Look for "IBIS" in every line of the listing. Copy the lines that have it.

(Beginning of AVAILABLE RECORDS)

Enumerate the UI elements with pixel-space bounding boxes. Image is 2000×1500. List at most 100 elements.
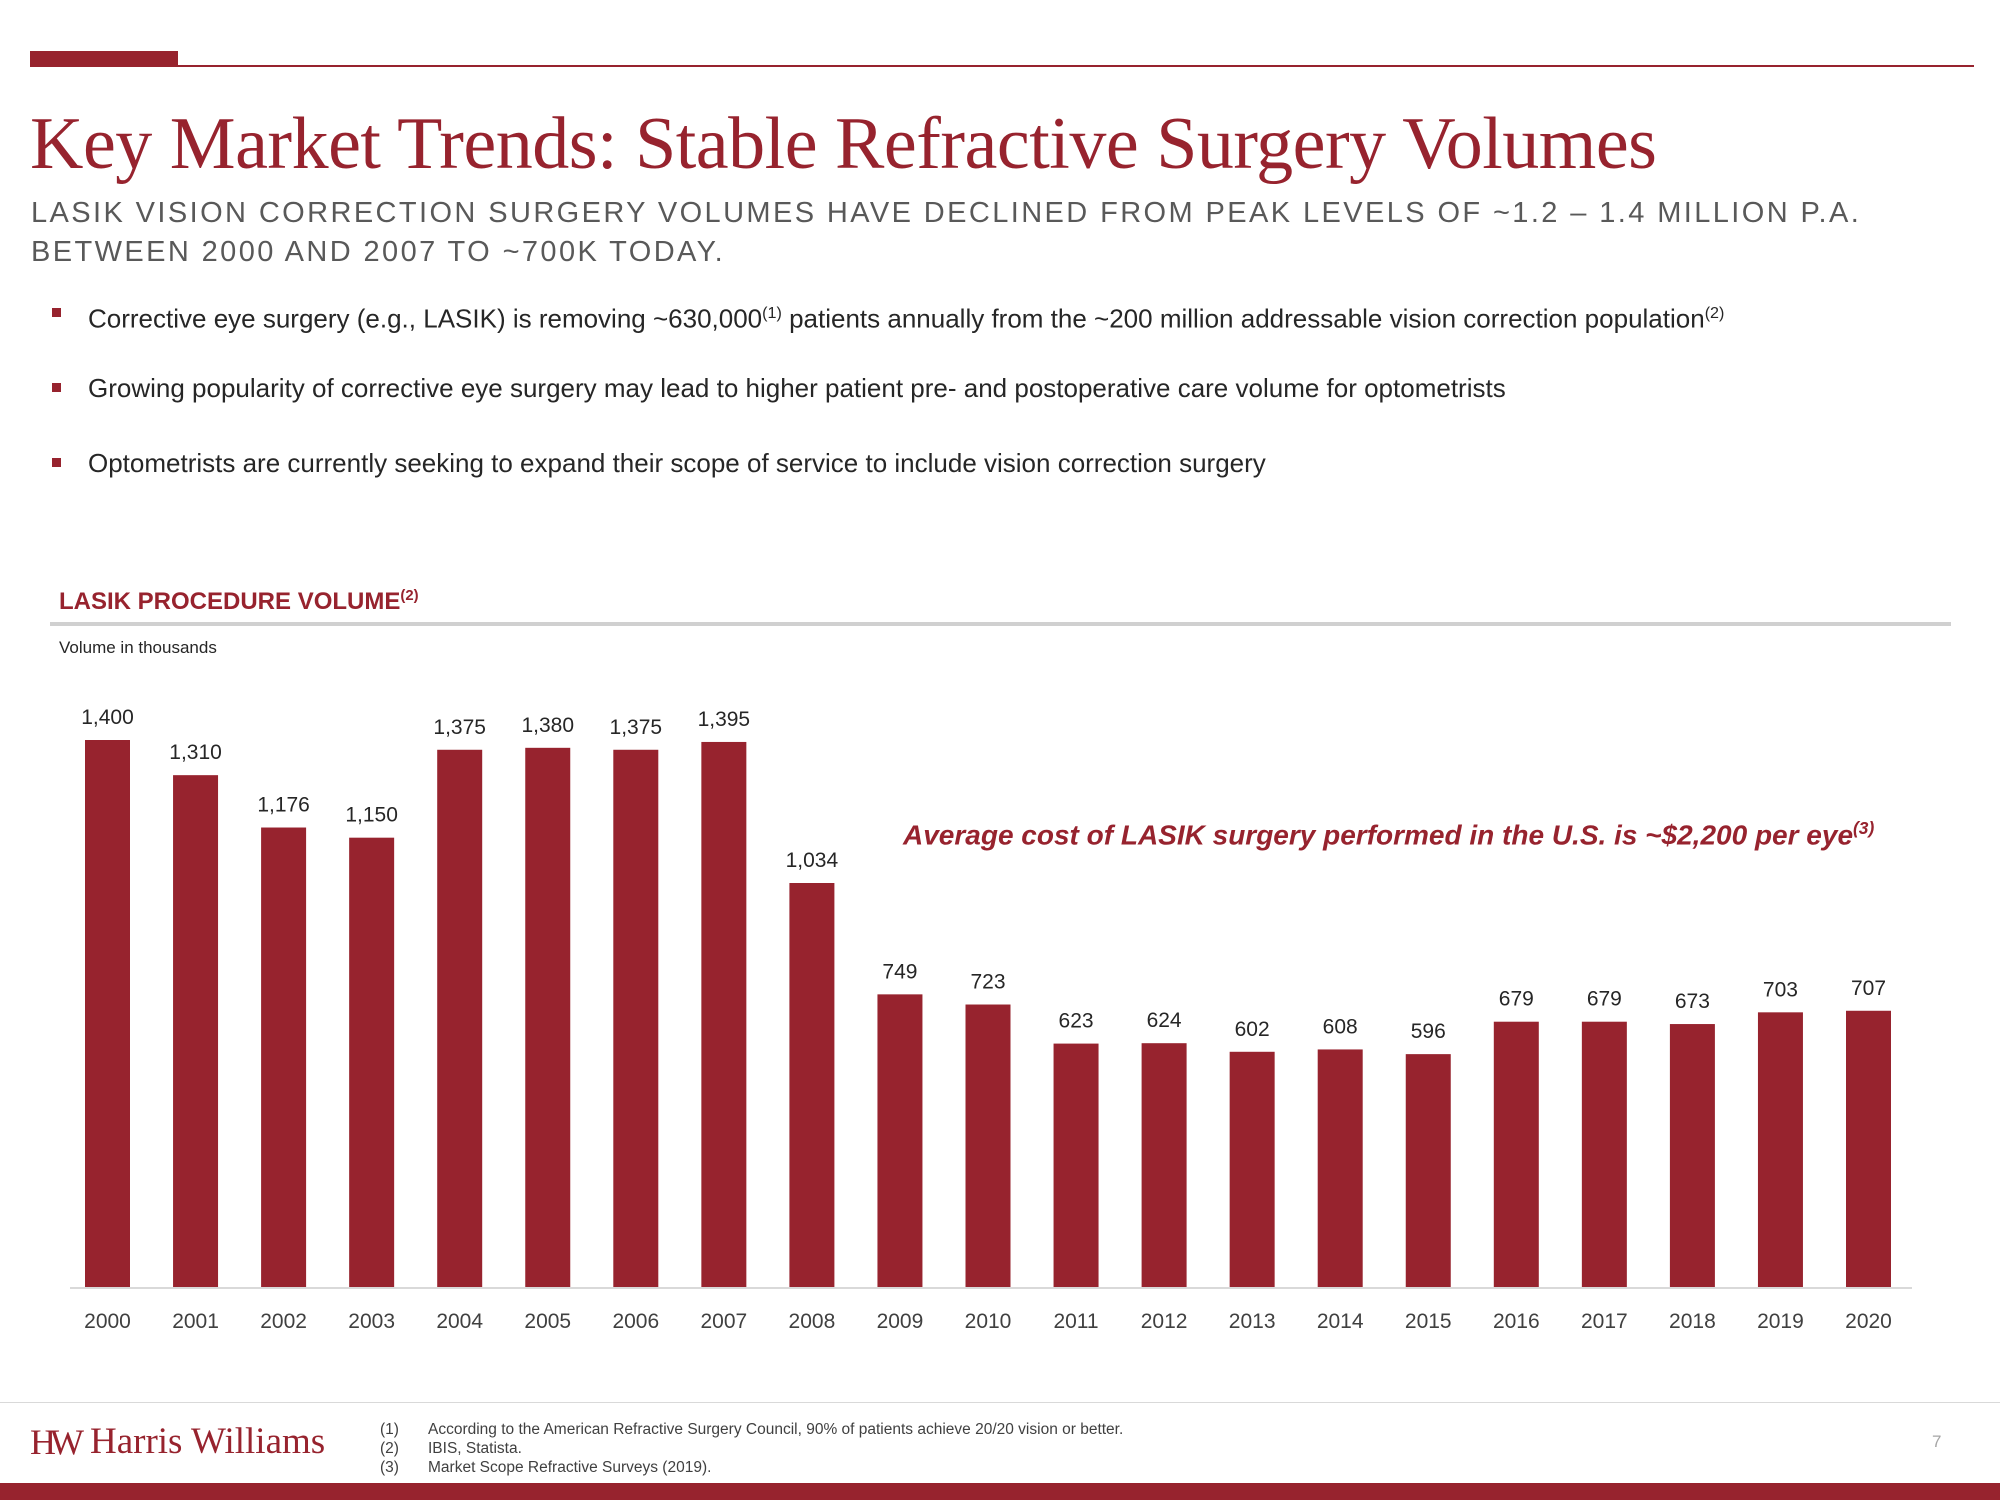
callout-text: Average cost of LASIK surgery performed … bbox=[903, 819, 1854, 851]
chart-unit-note: Volume in thousands bbox=[59, 638, 217, 657]
data-label-2010: 723 bbox=[970, 971, 1005, 994]
data-label-2019: 703 bbox=[1763, 978, 1798, 1001]
bullet-item: Optometrists are currently seeking to ex… bbox=[52, 443, 1724, 518]
x-tick-label-2005: 2005 bbox=[524, 1310, 571, 1333]
bullet-text: Optometrists are currently seeking to ex… bbox=[88, 448, 1266, 478]
bullet-item: Growing popularity of corrective eye sur… bbox=[52, 368, 1724, 443]
chart-section-rule bbox=[50, 622, 1951, 626]
data-label-2007: 1,395 bbox=[698, 708, 751, 731]
bar-2005 bbox=[525, 747, 571, 1287]
x-tick-label-2020: 2020 bbox=[1845, 1310, 1892, 1333]
footnote-text: According to the American Refractive Sur… bbox=[428, 1421, 1124, 1438]
footer-rule bbox=[0, 1402, 2000, 1403]
bar-2015 bbox=[1405, 1054, 1451, 1287]
data-label-2006: 1,375 bbox=[610, 716, 663, 739]
x-tick-label-2019: 2019 bbox=[1757, 1310, 1804, 1333]
bar-2018 bbox=[1669, 1024, 1715, 1287]
x-tick-label-2006: 2006 bbox=[612, 1310, 659, 1333]
header-accent-block bbox=[30, 51, 178, 67]
bar-2011 bbox=[1053, 1043, 1099, 1287]
footnote-text: Market Scope Refractive Surveys (2019). bbox=[428, 1459, 712, 1476]
data-label-2009: 749 bbox=[882, 960, 917, 983]
x-tick-label-2010: 2010 bbox=[965, 1310, 1012, 1333]
x-tick-label-2000: 2000 bbox=[84, 1310, 131, 1333]
footnote-ref: (1) bbox=[762, 304, 782, 322]
bullet-text: Corrective eye surgery (e.g., LASIK) is … bbox=[88, 303, 763, 334]
page-title: Key Market Trends: Stable Refractive Sur… bbox=[30, 103, 1657, 185]
x-tick-label-2014: 2014 bbox=[1317, 1310, 1364, 1333]
data-label-2015: 596 bbox=[1411, 1020, 1446, 1043]
x-tick-label-2008: 2008 bbox=[789, 1310, 836, 1333]
data-label-2017: 679 bbox=[1587, 988, 1622, 1011]
x-tick-label-2002: 2002 bbox=[260, 1310, 307, 1333]
footer-band bbox=[0, 1483, 2000, 1500]
x-tick-label-2018: 2018 bbox=[1669, 1310, 1716, 1333]
logo-mark: HW bbox=[30, 1421, 84, 1462]
x-tick-label-2009: 2009 bbox=[877, 1310, 924, 1333]
x-tick-label-2017: 2017 bbox=[1581, 1310, 1628, 1333]
chart-callout: Average cost of LASIK surgery performed … bbox=[903, 818, 1874, 851]
bar-2019 bbox=[1757, 1012, 1803, 1287]
bar-2006 bbox=[613, 749, 659, 1287]
bullet-square-icon bbox=[52, 383, 61, 392]
x-tick-label-2001: 2001 bbox=[172, 1310, 219, 1333]
x-tick-label-2007: 2007 bbox=[700, 1310, 747, 1333]
footnote-number: (2) bbox=[380, 1440, 399, 1457]
header-rule bbox=[178, 65, 1974, 67]
bar-2008 bbox=[789, 883, 835, 1287]
footnote: (2) IBIS, Statista. bbox=[380, 1439, 1123, 1458]
bar-2020 bbox=[1846, 1010, 1891, 1287]
footnote-text: IBIS, Statista. bbox=[428, 1440, 522, 1457]
data-label-2012: 624 bbox=[1147, 1009, 1182, 1032]
x-tick-label-2012: 2012 bbox=[1141, 1310, 1188, 1333]
x-tick-label-2016: 2016 bbox=[1493, 1310, 1540, 1333]
x-tick-label-2013: 2013 bbox=[1229, 1310, 1276, 1333]
bar-2014 bbox=[1317, 1049, 1363, 1287]
x-tick-label-2003: 2003 bbox=[348, 1310, 395, 1333]
bullet-square-icon bbox=[52, 308, 61, 317]
x-tick-label-2015: 2015 bbox=[1405, 1310, 1452, 1333]
footnote-ref: (3) bbox=[1853, 818, 1875, 838]
data-label-2003: 1,150 bbox=[345, 804, 398, 827]
footnote-number: (1) bbox=[380, 1421, 399, 1438]
chart-section-heading: LASIK PROCEDURE VOLUME(2) bbox=[59, 588, 419, 616]
bullet-list: Corrective eye surgery (e.g., LASIK) is … bbox=[52, 293, 1724, 518]
x-tick-label-2004: 2004 bbox=[436, 1310, 483, 1333]
bar-2017 bbox=[1581, 1021, 1627, 1287]
page-number: 7 bbox=[1932, 1432, 1942, 1451]
data-label-2004: 1,375 bbox=[433, 716, 486, 739]
data-label-2001: 1,310 bbox=[169, 741, 222, 764]
data-label-2020: 707 bbox=[1851, 977, 1886, 1000]
bar-2002 bbox=[261, 827, 307, 1287]
bullet-item: Corrective eye surgery (e.g., LASIK) is … bbox=[52, 293, 1724, 368]
company-logo: HW Harris Williams bbox=[30, 1420, 325, 1463]
data-label-2002: 1,176 bbox=[257, 794, 310, 817]
bullet-square-icon bbox=[52, 458, 61, 467]
bar-2004 bbox=[437, 749, 483, 1287]
bar-2000 bbox=[85, 740, 130, 1287]
footnote-ref: (2) bbox=[400, 588, 419, 604]
footnotes: (1) According to the American Refractive … bbox=[380, 1420, 1123, 1477]
bar-2009 bbox=[877, 994, 923, 1287]
bullet-text-continued: patients annually from the ~200 million … bbox=[781, 303, 1705, 334]
bar-2003 bbox=[349, 837, 395, 1287]
footnote: (1) According to the American Refractive … bbox=[380, 1420, 1123, 1439]
footnote: (3) Market Scope Refractive Surveys (2019… bbox=[380, 1458, 1123, 1477]
data-label-2000: 1,400 bbox=[81, 706, 134, 729]
logo-text: Harris Williams bbox=[89, 1421, 326, 1462]
bar-2012 bbox=[1141, 1043, 1187, 1287]
data-label-2011: 623 bbox=[1059, 1010, 1094, 1033]
footnote-number: (3) bbox=[380, 1459, 399, 1476]
bullet-text: Growing popularity of corrective eye sur… bbox=[88, 373, 1506, 403]
data-label-2014: 608 bbox=[1323, 1015, 1358, 1038]
bar-2007 bbox=[701, 741, 747, 1287]
data-label-2018: 673 bbox=[1675, 990, 1710, 1013]
bar-2016 bbox=[1493, 1021, 1539, 1287]
bar-2013 bbox=[1229, 1051, 1275, 1287]
data-label-2005: 1,380 bbox=[521, 714, 574, 737]
data-label-2013: 602 bbox=[1235, 1018, 1270, 1041]
chart-title: LASIK PROCEDURE VOLUME bbox=[59, 588, 401, 615]
footnote-ref: (2) bbox=[1704, 304, 1725, 322]
page-subtitle: LASIK VISION CORRECTION SURGERY VOLUMES … bbox=[31, 197, 1862, 268]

(End of AVAILABLE RECORDS)

● ANSWER TO THE EXERCISE
footnote: (2) IBIS, Statista. bbox=[380, 1439, 1123, 1458]
footnote-text: IBIS, Statista. bbox=[428, 1440, 522, 1457]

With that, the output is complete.